● **AIM OF THE EXERCISE**: Copy out the material below, word for word, from its first line through the line that contains "left-tick-label: 1000 <box>11", and nothing beyond it.

● **DATA SECTION**:
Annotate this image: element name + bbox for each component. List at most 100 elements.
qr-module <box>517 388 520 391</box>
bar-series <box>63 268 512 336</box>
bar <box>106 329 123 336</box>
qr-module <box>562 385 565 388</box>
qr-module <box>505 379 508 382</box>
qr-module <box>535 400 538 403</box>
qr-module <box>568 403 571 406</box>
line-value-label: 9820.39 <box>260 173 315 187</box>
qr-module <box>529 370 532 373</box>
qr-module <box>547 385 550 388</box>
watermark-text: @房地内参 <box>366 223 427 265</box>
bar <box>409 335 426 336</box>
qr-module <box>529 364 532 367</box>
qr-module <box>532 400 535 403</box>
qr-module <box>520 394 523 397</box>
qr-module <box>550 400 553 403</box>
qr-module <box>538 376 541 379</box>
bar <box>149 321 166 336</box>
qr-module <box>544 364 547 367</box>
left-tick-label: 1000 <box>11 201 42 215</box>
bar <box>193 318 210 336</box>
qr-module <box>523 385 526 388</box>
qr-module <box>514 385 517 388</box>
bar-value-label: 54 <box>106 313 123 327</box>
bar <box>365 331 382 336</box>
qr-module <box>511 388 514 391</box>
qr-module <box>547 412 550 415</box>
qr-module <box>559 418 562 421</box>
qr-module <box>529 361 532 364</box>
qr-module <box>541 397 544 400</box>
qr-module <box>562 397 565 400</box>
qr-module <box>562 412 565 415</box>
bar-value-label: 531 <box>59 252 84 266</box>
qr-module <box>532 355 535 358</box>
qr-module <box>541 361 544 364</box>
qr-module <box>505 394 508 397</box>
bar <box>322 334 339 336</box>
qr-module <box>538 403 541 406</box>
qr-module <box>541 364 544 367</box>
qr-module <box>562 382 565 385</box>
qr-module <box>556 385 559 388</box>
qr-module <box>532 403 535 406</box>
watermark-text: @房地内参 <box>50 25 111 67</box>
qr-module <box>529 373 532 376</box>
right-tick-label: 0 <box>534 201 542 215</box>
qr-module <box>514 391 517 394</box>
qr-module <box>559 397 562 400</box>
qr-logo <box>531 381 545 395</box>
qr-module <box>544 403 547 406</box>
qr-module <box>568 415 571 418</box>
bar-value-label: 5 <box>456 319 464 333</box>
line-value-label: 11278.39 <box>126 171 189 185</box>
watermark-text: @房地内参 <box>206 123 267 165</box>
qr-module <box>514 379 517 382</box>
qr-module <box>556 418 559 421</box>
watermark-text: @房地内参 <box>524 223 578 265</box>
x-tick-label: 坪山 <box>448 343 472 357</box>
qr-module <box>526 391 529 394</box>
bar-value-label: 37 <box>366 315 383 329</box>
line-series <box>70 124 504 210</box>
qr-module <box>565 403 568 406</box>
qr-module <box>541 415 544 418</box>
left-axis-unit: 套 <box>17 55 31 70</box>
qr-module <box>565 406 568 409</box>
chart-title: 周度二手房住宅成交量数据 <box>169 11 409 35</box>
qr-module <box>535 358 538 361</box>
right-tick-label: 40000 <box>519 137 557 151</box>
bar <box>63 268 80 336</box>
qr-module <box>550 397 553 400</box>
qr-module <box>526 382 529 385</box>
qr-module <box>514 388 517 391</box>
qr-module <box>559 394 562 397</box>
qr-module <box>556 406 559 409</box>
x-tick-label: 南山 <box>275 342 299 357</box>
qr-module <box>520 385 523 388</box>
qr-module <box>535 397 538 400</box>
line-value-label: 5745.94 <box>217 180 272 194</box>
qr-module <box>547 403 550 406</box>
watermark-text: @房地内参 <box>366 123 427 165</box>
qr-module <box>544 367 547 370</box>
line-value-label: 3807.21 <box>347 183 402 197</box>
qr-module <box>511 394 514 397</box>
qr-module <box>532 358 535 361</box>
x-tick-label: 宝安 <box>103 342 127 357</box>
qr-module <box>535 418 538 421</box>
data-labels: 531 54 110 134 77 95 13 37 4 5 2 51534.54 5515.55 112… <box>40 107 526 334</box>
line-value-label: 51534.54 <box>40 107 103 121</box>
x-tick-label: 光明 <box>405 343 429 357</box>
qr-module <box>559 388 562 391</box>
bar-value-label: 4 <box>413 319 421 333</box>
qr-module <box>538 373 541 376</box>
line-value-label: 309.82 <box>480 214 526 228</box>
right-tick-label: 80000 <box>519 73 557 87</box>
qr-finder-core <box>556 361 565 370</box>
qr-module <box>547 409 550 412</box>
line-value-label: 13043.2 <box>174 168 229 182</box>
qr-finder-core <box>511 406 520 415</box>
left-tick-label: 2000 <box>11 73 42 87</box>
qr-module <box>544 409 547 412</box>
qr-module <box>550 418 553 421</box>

● **SOLUTION**:
Annotate this image: element name + bbox for each component. List at most 100 elements.
qr-module <box>517 388 520 391</box>
bar-series <box>63 268 512 336</box>
bar <box>106 329 123 336</box>
qr-module <box>562 385 565 388</box>
qr-module <box>505 379 508 382</box>
qr-module <box>535 400 538 403</box>
qr-module <box>568 403 571 406</box>
line-value-label: 9820.39 <box>260 173 315 187</box>
qr-module <box>529 370 532 373</box>
qr-module <box>547 385 550 388</box>
watermark-text: @房地内参 <box>366 223 427 265</box>
bar <box>409 335 426 336</box>
qr-module <box>529 364 532 367</box>
qr-module <box>532 400 535 403</box>
qr-module <box>520 394 523 397</box>
qr-module <box>550 400 553 403</box>
qr-module <box>538 376 541 379</box>
bar <box>149 321 166 336</box>
qr-module <box>544 364 547 367</box>
left-tick-label: 1000 <box>11 201 42 215</box>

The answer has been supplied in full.